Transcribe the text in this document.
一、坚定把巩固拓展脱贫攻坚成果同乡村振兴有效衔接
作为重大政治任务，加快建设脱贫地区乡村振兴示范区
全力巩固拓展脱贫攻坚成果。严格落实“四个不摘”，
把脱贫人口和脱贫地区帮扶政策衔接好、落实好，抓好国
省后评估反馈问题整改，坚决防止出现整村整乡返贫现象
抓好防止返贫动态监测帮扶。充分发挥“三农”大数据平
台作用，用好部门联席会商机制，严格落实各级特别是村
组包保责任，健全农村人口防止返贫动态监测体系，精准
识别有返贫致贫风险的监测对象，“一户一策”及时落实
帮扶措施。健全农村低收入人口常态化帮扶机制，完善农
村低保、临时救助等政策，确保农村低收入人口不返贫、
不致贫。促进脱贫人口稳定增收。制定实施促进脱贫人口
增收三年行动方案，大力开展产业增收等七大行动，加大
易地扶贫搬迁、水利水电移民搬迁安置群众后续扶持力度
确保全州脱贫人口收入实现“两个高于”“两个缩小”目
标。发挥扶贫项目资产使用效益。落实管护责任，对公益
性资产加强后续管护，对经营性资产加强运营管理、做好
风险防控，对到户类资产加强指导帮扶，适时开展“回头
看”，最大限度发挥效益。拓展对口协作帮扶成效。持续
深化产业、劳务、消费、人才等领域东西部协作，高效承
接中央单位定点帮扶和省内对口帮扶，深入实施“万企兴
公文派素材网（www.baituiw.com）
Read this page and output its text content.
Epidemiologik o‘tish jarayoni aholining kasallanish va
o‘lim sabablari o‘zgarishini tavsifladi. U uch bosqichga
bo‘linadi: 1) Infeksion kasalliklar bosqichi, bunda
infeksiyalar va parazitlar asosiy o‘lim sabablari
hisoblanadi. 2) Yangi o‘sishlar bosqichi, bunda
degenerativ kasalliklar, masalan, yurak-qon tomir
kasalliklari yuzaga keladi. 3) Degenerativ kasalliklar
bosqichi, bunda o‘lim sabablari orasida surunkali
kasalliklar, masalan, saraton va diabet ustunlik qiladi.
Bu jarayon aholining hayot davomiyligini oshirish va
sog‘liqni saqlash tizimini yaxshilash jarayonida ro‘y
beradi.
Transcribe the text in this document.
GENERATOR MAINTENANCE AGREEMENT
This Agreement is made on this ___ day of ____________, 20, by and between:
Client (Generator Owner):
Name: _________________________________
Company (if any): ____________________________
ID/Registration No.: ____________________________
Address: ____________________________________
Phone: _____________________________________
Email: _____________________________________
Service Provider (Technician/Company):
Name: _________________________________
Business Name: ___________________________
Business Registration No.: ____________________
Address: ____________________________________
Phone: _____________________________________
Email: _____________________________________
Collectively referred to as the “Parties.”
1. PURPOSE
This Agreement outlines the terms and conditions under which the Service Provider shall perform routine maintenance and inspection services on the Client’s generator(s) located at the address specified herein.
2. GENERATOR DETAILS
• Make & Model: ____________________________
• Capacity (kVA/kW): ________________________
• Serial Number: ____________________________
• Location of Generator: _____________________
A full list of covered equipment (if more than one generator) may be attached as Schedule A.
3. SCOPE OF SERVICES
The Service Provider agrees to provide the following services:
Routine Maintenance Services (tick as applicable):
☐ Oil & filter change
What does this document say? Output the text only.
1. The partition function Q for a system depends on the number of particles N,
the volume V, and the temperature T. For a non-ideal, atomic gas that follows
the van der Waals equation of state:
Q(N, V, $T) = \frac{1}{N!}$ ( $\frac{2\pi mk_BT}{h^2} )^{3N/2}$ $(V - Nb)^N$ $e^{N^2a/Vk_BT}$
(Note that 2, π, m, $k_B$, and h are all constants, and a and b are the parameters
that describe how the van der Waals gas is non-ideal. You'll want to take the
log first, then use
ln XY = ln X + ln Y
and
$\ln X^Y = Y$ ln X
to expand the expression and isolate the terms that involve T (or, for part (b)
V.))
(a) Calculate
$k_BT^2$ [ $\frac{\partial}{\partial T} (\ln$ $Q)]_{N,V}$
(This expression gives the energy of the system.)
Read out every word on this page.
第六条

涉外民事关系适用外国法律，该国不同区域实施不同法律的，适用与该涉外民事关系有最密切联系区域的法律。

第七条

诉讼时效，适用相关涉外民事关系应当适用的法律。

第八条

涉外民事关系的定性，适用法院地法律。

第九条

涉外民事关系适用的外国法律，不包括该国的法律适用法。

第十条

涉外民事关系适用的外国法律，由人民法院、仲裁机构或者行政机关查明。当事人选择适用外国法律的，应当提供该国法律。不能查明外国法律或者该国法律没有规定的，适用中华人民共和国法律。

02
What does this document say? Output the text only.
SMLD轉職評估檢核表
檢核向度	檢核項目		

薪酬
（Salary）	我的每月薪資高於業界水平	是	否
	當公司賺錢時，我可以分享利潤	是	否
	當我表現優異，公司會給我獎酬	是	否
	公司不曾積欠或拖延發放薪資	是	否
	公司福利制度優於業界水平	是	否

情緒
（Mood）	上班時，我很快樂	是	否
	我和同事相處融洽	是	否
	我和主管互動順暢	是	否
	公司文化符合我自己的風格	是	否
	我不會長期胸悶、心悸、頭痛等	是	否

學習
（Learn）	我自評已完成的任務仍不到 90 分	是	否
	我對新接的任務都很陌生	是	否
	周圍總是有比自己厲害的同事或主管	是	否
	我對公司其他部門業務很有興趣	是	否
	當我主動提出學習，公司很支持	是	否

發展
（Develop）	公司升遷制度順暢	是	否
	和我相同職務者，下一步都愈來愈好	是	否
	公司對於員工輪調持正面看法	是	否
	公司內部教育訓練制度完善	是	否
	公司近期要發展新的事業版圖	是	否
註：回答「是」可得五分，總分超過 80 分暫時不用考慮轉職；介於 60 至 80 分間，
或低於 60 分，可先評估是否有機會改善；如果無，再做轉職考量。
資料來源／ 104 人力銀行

● **INSTRUCTIONS FOR THE TASK**
Search the lines for "Company". Copy each line that has it.

● **REPLY**
Company (if any): ____________________________
Service Provider (Technician/Company):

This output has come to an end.